[Saved entries]
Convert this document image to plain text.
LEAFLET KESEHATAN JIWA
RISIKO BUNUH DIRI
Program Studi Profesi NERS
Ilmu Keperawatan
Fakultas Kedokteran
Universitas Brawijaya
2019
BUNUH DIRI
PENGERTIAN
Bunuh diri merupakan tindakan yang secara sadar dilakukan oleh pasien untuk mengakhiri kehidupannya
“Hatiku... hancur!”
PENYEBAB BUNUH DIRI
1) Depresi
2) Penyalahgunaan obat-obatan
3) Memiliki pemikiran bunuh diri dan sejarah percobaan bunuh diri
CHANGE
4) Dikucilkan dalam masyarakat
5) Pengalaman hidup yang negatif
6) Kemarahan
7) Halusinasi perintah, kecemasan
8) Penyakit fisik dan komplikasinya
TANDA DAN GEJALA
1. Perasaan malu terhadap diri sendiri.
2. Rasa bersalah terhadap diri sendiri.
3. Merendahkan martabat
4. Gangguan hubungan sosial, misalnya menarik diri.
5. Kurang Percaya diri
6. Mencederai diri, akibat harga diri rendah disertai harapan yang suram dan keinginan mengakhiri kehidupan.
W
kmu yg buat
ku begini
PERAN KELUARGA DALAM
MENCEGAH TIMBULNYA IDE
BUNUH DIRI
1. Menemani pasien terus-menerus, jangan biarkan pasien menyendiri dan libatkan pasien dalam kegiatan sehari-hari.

* Objective:
Pull every line containing the word "mengakhiri" out of the material and copy it.

* Task response:
Bunuh diri merupakan tindakan yang secara sadar dilakukan oleh pasien untuk mengakhiri kehidupannya
6. Mencederai diri, akibat harga diri rendah disertai harapan yang suram dan keinginan mengakhiri kehidupan.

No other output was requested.